> Aim of the exercise
Below are some records. Copy every line in them that holds "melden".

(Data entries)
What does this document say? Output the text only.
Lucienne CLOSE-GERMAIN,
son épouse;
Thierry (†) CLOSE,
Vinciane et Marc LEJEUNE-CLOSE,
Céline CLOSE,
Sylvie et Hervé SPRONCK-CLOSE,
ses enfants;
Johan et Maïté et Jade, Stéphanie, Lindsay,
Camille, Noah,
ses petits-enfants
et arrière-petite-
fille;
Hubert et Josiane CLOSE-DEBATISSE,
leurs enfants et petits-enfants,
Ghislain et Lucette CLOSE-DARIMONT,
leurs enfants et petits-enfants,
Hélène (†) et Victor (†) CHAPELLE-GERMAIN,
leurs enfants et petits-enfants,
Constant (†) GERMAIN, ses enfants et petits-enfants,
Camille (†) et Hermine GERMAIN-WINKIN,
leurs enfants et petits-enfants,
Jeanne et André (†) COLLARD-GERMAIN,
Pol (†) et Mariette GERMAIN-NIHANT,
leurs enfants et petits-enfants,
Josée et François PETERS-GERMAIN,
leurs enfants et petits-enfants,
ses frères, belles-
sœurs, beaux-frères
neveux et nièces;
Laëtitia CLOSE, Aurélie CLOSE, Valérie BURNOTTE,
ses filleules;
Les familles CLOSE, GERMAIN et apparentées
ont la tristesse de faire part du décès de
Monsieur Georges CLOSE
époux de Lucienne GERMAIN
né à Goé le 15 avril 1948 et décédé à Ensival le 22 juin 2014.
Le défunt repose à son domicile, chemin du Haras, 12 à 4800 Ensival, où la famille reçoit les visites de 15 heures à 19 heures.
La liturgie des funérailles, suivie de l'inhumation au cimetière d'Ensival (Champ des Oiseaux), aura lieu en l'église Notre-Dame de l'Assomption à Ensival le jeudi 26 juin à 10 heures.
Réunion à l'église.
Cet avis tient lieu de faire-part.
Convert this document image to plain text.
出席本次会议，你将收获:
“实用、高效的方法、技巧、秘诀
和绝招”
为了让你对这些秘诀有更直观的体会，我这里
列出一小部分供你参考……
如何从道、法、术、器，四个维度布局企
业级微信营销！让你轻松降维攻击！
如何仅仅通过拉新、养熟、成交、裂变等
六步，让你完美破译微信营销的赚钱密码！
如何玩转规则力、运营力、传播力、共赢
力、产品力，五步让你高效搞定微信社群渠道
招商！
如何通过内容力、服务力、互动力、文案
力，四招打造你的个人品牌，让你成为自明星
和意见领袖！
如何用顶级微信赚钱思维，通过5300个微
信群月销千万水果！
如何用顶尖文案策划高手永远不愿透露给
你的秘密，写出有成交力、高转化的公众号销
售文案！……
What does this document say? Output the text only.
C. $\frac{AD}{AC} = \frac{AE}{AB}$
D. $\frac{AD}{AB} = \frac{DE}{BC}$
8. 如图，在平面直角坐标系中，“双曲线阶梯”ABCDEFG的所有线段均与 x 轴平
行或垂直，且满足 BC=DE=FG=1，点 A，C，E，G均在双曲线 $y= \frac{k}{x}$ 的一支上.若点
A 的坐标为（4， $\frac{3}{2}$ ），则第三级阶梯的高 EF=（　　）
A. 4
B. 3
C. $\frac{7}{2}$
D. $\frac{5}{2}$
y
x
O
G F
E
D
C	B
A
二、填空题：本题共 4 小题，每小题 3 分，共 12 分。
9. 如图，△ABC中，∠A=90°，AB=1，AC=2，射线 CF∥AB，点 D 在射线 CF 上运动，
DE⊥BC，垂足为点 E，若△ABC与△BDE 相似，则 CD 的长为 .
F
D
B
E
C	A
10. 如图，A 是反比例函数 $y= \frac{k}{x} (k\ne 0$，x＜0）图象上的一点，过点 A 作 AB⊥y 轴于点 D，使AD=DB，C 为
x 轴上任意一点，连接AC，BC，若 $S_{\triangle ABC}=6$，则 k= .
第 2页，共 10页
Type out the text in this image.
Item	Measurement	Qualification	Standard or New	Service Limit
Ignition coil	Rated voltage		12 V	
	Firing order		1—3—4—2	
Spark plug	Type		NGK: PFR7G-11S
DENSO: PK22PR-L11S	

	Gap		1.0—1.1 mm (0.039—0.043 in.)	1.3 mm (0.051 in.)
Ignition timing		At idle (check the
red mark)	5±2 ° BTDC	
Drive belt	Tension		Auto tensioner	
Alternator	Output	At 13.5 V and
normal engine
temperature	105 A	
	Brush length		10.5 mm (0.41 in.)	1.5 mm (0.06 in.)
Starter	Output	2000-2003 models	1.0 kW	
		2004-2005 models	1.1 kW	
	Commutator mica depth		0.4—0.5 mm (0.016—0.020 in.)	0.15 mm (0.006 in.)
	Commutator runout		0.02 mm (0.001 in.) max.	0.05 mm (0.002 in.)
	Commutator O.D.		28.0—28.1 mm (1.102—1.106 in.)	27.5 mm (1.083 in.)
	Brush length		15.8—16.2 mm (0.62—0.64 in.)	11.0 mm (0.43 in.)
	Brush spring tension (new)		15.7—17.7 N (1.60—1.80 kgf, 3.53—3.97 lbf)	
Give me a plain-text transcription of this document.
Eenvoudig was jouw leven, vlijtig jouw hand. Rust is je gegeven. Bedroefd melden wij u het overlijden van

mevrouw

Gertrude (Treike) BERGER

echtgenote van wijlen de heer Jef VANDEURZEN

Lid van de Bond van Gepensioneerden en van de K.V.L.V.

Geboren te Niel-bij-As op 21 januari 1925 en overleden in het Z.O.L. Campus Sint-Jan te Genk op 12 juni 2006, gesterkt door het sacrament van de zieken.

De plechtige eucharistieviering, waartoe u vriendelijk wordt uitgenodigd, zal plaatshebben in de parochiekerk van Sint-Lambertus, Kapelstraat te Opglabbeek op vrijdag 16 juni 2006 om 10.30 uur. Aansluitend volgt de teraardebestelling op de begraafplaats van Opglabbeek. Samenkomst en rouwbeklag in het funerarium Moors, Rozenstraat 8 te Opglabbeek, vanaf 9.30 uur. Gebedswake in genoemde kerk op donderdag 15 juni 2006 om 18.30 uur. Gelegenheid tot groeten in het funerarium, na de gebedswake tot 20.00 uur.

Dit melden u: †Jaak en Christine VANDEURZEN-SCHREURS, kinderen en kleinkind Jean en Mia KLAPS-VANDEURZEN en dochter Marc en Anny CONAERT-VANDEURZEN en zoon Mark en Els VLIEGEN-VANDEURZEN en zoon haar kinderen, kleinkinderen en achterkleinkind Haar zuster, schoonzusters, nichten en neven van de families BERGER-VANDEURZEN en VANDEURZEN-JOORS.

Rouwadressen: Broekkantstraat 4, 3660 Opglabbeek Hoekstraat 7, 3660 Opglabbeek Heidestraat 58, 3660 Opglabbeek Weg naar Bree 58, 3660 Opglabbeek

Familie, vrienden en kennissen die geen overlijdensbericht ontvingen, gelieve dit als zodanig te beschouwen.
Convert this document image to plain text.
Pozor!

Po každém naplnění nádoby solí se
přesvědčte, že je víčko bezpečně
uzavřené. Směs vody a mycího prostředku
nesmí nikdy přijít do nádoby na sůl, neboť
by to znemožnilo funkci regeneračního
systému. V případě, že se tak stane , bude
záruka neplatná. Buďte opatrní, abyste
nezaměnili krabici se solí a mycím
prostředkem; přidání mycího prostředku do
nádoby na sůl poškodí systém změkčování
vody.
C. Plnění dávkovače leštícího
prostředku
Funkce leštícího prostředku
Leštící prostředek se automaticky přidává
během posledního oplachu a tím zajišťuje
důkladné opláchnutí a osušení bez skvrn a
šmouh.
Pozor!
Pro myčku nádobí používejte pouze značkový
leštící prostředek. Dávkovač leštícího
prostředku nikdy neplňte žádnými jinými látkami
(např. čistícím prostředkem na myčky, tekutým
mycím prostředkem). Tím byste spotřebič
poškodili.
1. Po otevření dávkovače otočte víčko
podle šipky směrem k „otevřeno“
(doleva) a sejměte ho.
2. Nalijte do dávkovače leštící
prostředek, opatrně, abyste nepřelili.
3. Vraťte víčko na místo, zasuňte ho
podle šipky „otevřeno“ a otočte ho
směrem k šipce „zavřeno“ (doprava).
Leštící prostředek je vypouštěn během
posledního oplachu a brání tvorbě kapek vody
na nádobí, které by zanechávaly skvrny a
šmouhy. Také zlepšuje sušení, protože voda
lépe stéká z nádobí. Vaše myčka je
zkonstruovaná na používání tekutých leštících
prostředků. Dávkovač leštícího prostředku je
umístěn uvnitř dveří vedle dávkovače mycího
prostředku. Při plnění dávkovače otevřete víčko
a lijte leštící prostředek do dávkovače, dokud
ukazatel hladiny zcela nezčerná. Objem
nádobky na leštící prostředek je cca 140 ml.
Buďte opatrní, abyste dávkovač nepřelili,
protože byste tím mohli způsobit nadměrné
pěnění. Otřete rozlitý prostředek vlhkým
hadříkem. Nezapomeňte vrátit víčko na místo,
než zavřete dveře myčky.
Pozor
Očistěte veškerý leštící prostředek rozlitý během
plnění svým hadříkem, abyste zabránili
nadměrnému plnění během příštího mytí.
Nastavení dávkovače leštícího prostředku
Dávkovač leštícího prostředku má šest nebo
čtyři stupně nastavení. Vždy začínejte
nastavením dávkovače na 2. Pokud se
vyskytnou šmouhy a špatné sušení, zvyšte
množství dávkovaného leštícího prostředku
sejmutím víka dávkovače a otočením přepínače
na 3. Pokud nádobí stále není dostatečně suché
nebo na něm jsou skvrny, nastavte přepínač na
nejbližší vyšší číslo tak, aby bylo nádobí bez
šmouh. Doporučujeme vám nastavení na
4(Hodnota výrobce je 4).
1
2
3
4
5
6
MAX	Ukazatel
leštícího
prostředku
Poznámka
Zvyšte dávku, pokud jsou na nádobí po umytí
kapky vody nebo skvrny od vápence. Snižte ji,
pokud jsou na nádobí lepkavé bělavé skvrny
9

> Output of the exercise
Eenvoudig was jouw leven, vlijtig jouw hand. Rust is je gegeven. Bedroefd melden wij u het overlijden van
Dit melden u: †Jaak en Christine VANDEURZEN-SCHREURS, kinderen en kleinkind Jean en Mia KLAPS-VANDEURZEN en dochter Marc en Anny CONAERT-VANDEURZEN en zoon Mark en Els VLIEGEN-VANDEURZEN en zoon haar kinderen, kleinkinderen en achterkleinkind Haar zuster, schoonzusters, nichten en neven van de families BERGER-VANDEURZEN en VANDEURZEN-JOORS.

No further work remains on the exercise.